Source extract =>
━━━━━━━━━━━━━━━━━━━━━━━━━━━━━━
I’ve recently become interested in Word2Vec as a way to represent semantic relationships between words in a corpus. In particular, I’m interested in making comparisons between corpuses: how do different texts organize concepts differently? Here I attempt to sketch a theoretical basis for word2vec drawing from early structural linguistics and sociology. Then I examine some basic results from training a word2vec model on the Gutenberg texts built into the nltk python library. Might this approach have utility for understanding how authors organize different concepts in a text?
Early Structural Linguistics and Sociology
One of the original conceptions of ‘culture’ came with Earnst Cassirer’s ‘relational’ approach (1910). He posited, in response to the approach to scientific inquiry of the time, that true meaning cannot be organized into any reasonable taxonomy; instead he suggested we use a relational approach – one that offers no more than the ability to compare concepts with one another. Thus, our cultural world is made up of relationships between concepts, and variations in cultures are essentially differences in the organization of those concepts.
━━━━━━━━━━━━━━━━━━━━━━━━━━━━━━
Data excerpts =>
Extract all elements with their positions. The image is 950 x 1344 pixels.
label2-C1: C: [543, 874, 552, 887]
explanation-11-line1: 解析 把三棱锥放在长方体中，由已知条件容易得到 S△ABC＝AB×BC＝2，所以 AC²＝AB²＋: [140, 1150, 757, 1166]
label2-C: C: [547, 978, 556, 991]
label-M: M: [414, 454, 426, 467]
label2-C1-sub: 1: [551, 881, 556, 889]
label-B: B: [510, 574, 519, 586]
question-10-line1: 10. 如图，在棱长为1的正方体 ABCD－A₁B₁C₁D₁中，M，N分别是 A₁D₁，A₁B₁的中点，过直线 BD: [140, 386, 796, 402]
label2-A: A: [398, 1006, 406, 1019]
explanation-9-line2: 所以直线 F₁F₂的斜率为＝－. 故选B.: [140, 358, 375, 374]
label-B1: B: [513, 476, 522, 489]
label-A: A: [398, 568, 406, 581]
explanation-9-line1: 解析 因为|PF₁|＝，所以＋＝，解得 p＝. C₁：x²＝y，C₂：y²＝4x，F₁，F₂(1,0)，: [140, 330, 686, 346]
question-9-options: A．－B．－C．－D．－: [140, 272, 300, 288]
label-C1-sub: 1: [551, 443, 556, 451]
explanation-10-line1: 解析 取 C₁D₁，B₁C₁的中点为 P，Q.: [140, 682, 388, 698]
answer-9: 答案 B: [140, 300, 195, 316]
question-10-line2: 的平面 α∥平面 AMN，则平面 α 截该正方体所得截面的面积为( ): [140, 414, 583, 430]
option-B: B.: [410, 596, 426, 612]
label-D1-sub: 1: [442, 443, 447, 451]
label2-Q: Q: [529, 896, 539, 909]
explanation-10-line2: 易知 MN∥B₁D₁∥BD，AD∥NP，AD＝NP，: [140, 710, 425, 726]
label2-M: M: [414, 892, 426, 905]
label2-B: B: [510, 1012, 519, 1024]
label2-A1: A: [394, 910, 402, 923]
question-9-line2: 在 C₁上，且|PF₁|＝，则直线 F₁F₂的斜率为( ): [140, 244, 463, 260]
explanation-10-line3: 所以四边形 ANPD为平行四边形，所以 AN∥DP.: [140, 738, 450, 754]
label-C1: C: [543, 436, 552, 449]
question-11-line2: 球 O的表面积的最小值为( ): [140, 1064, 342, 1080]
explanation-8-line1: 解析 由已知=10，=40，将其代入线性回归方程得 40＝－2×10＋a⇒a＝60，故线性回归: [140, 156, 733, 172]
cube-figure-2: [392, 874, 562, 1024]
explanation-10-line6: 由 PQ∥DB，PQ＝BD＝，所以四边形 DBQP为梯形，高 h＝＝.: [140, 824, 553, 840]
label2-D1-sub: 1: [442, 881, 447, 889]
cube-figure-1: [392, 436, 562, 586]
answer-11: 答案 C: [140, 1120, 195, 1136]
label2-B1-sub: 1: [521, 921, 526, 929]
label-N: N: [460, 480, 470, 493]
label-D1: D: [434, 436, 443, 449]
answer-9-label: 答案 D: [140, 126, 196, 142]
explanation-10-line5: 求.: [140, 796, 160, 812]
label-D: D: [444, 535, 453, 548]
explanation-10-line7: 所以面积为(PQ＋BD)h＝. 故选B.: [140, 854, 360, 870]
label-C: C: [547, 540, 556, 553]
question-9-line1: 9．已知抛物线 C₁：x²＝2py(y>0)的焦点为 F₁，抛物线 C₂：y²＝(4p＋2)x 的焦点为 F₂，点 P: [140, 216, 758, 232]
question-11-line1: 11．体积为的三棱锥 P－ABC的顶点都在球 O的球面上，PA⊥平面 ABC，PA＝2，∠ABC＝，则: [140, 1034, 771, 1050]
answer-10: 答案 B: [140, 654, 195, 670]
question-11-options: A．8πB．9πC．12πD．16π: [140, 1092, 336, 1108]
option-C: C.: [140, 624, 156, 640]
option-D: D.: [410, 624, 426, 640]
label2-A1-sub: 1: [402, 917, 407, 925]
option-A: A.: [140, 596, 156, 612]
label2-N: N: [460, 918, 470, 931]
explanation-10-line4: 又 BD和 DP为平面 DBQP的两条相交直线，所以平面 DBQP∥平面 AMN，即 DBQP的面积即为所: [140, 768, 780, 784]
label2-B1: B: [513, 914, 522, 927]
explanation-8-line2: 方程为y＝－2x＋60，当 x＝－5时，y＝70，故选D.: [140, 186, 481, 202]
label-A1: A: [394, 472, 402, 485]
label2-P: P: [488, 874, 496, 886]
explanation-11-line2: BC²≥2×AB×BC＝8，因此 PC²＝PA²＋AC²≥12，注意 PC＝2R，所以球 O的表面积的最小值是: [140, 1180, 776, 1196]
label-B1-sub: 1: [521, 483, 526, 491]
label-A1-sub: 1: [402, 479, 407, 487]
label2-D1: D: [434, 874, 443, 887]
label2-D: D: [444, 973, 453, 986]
━━━━━━━━━━━━━━━━━━━━━━━━━━━━━━
Task statement =>
Answer these questions on the Word2Vec text:
(a) Which Python library supplied the Gutenberg texts used to train the word2vec model?
(b) In what year does the text date the "relational" approach to culture?
(c) Under that relational approach, what are variations in cultures essentially said to be?
The entries aren't needed for this work.

Complete response =>
(a) The nltk library.
(b) 1910.
(c) Differences in the organization of concepts.